STATED EXERCISE: Repeat each entry exactly and drop the pictures.

EXERCISE INPUT:
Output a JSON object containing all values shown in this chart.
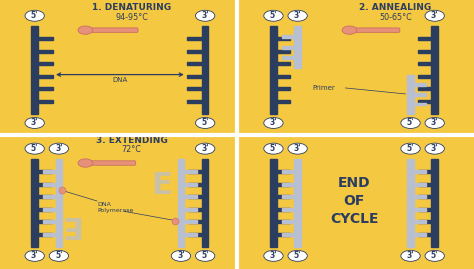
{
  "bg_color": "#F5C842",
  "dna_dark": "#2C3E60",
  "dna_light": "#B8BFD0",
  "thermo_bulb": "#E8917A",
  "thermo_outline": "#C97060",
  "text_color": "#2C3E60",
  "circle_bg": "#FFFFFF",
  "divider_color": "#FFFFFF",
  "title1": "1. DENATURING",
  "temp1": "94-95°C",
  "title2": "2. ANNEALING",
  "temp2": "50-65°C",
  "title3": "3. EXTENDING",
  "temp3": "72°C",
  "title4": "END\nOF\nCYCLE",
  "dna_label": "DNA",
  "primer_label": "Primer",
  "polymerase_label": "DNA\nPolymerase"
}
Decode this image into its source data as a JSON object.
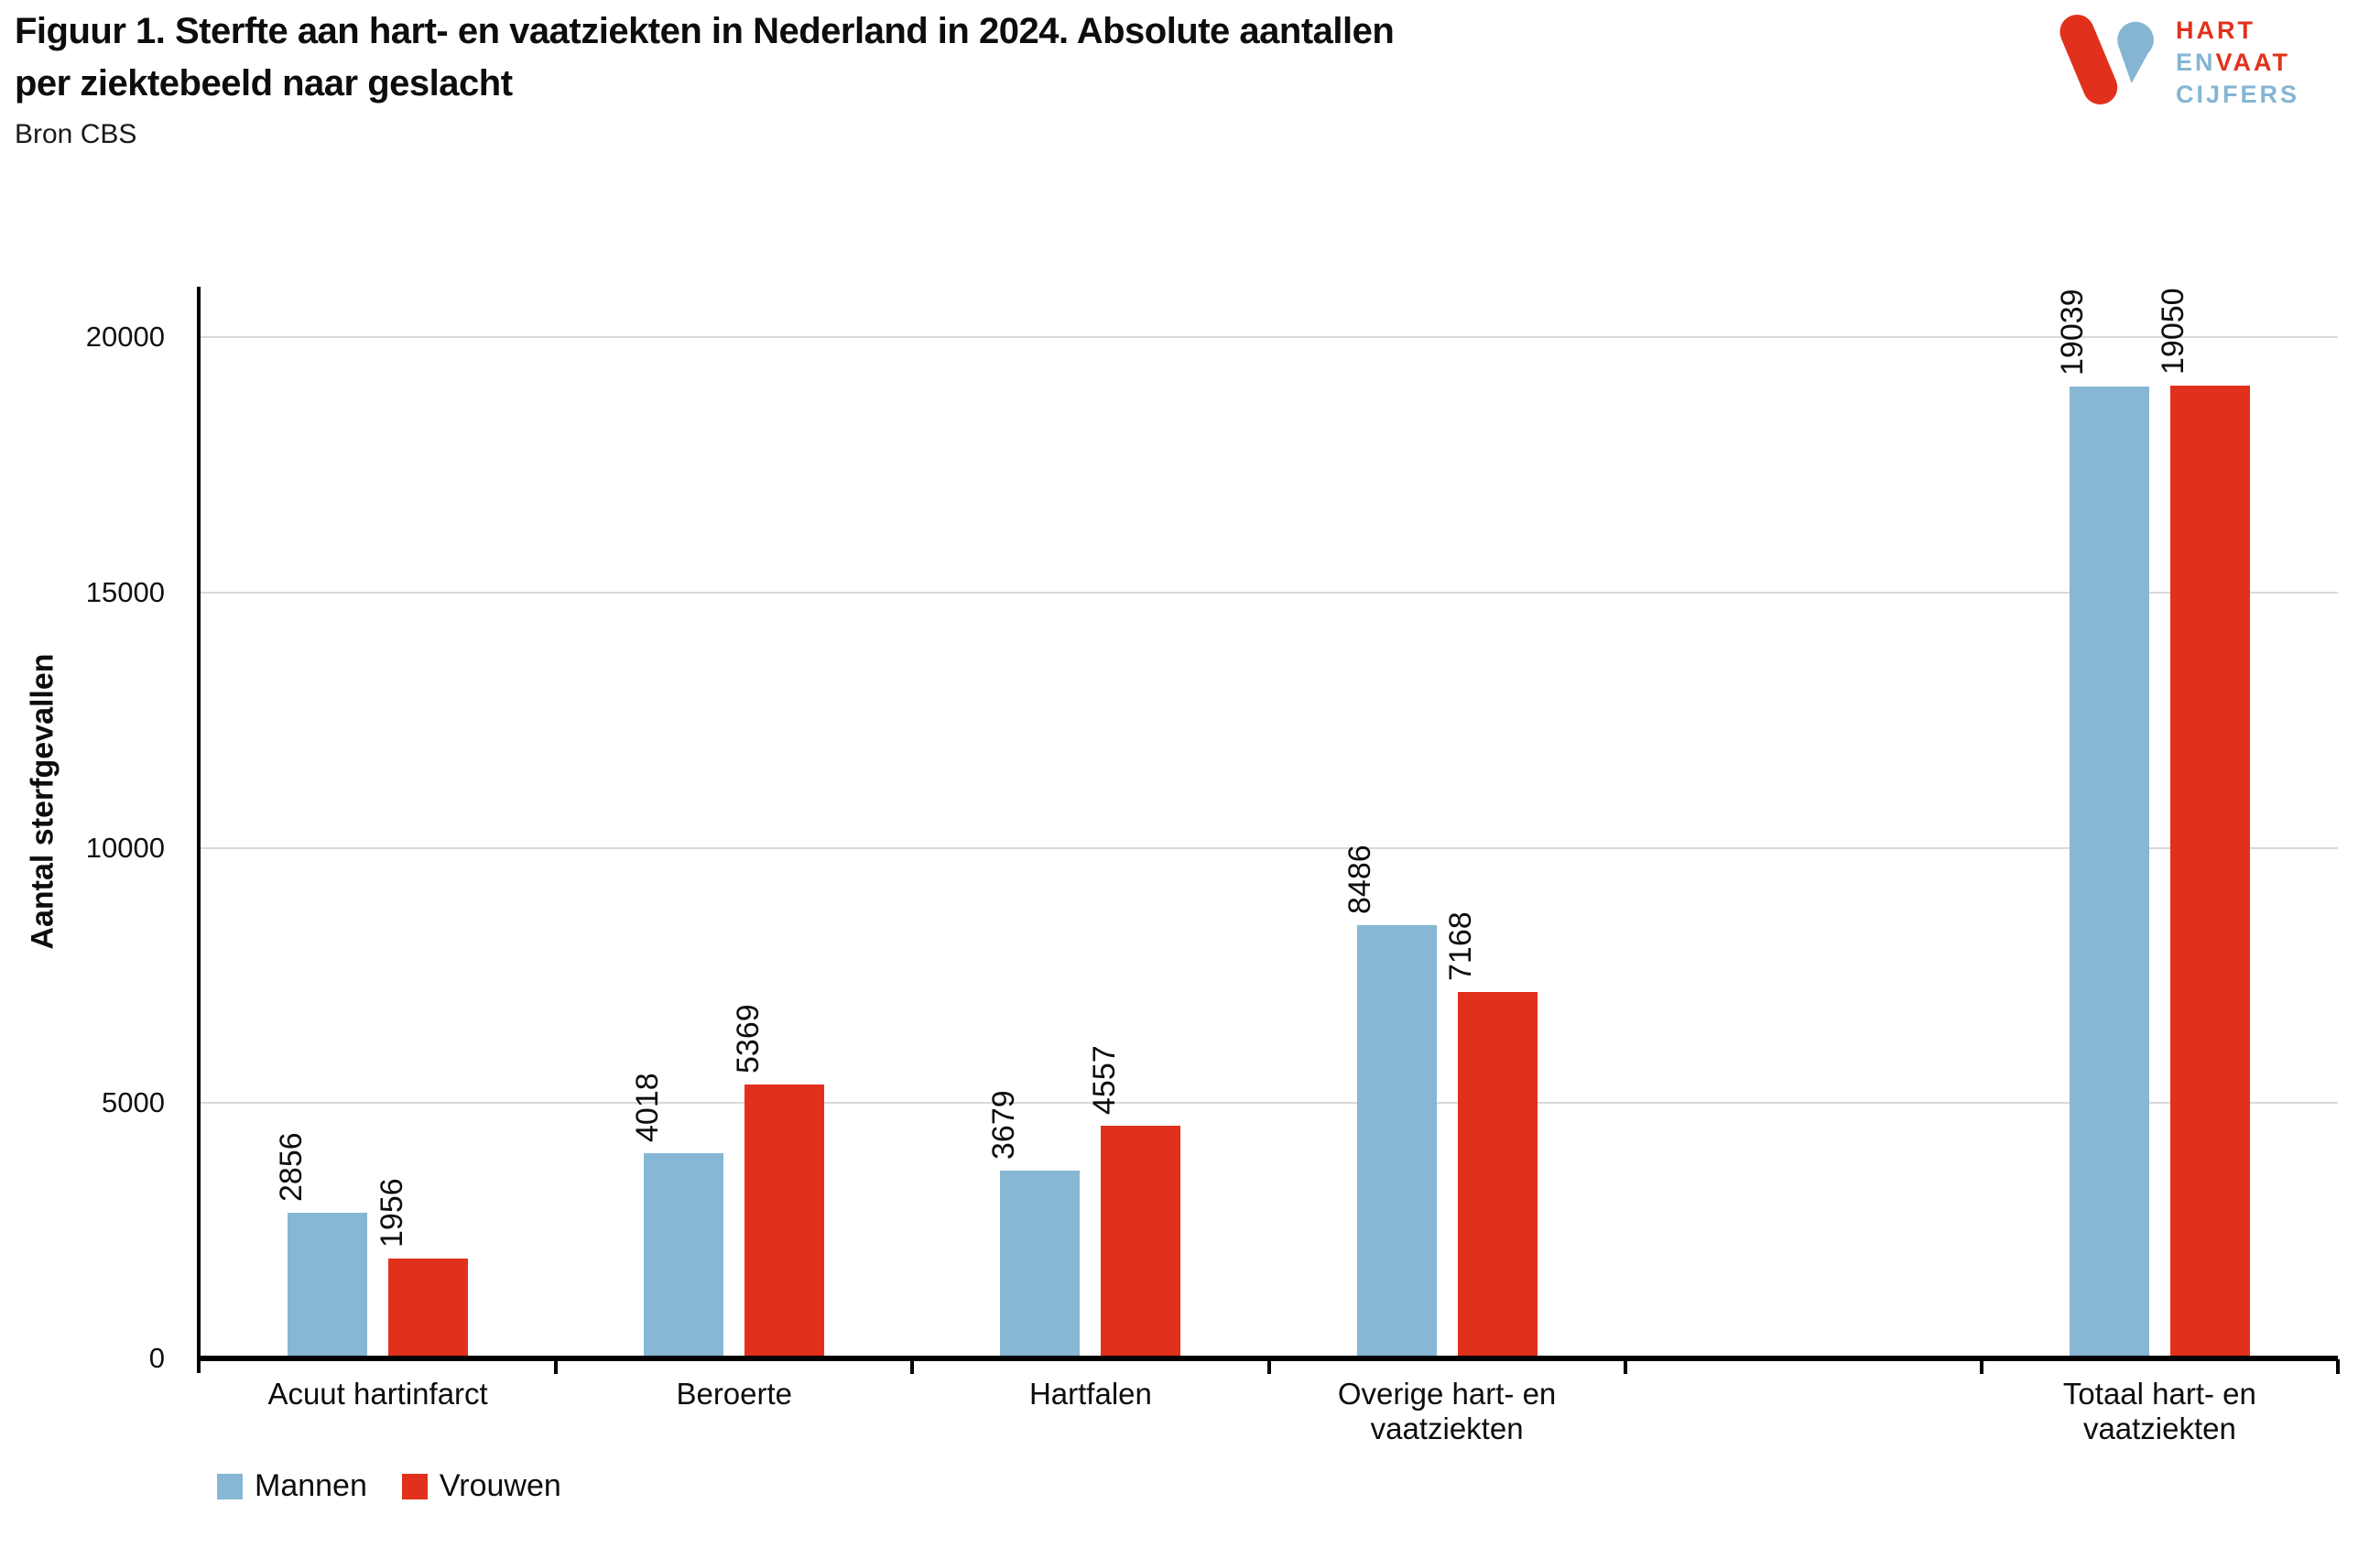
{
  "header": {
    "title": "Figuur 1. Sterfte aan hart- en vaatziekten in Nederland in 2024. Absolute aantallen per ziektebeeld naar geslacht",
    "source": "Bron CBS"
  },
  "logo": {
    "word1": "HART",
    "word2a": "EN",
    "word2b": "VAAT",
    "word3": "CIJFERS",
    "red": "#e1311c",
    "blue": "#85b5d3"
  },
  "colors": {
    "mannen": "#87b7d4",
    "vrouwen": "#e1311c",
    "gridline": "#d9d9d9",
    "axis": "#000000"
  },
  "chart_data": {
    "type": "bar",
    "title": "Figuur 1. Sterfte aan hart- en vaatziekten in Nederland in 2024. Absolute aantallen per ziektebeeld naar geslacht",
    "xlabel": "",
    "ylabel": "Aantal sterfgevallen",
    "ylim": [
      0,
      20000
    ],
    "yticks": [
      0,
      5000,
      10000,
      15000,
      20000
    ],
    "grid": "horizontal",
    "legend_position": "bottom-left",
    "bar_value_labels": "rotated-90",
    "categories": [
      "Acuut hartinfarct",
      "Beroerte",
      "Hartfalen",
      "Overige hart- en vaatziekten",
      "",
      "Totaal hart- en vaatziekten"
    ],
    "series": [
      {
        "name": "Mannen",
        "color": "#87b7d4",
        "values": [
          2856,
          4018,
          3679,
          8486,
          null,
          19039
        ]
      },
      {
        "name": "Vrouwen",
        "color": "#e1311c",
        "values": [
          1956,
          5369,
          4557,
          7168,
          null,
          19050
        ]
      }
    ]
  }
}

REPLY TO THE TASK:
Output a JSON object containing all values shown in this chart.
{
  "bg_color": "#F5C842",
  "dna_dark": "#2C3E60",
  "dna_light": "#B8BFD0",
  "thermo_bulb": "#E8917A",
  "thermo_outline": "#C97060",
  "text_color": "#2C3E60",
  "circle_bg": "#FFFFFF",
  "divider_color": "#FFFFFF",
  "title1": "1. DENATURING",
  "temp1": "94-95°C",
  "title2": "2. ANNEALING",
  "temp2": "50-65°C",
  "title3": "3. EXTENDING",
  "temp3": "72°C",
  "title4": "END\nOF\nCYCLE",
  "dna_label": "DNA",
  "primer_label": "Primer",
  "polymerase_label": "DNA\nPolymerase"
}
Decode this image into its source data as a JSON object.
{
  "header": {
    "title": "Figuur 1. Sterfte aan hart- en vaatziekten in Nederland in 2024. Absolute aantallen per ziektebeeld naar geslacht",
    "source": "Bron CBS"
  },
  "logo": {
    "word1": "HART",
    "word2a": "EN",
    "word2b": "VAAT",
    "word3": "CIJFERS",
    "red": "#e1311c",
    "blue": "#85b5d3"
  },
  "colors": {
    "mannen": "#87b7d4",
    "vrouwen": "#e1311c",
    "gridline": "#d9d9d9",
    "axis": "#000000"
  },
  "chart_data": {
    "type": "bar",
    "title": "Figuur 1. Sterfte aan hart- en vaatziekten in Nederland in 2024. Absolute aantallen per ziektebeeld naar geslacht",
    "xlabel": "",
    "ylabel": "Aantal sterfgevallen",
    "ylim": [
      0,
      20000
    ],
    "yticks": [
      0,
      5000,
      10000,
      15000,
      20000
    ],
    "grid": "horizontal",
    "legend_position": "bottom-left",
    "bar_value_labels": "rotated-90",
    "categories": [
      "Acuut hartinfarct",
      "Beroerte",
      "Hartfalen",
      "Overige hart- en vaatziekten",
      "",
      "Totaal hart- en vaatziekten"
    ],
    "series": [
      {
        "name": "Mannen",
        "color": "#87b7d4",
        "values": [
          2856,
          4018,
          3679,
          8486,
          null,
          19039
        ]
      },
      {
        "name": "Vrouwen",
        "color": "#e1311c",
        "values": [
          1956,
          5369,
          4557,
          7168,
          null,
          19050
        ]
      }
    ]
  }
}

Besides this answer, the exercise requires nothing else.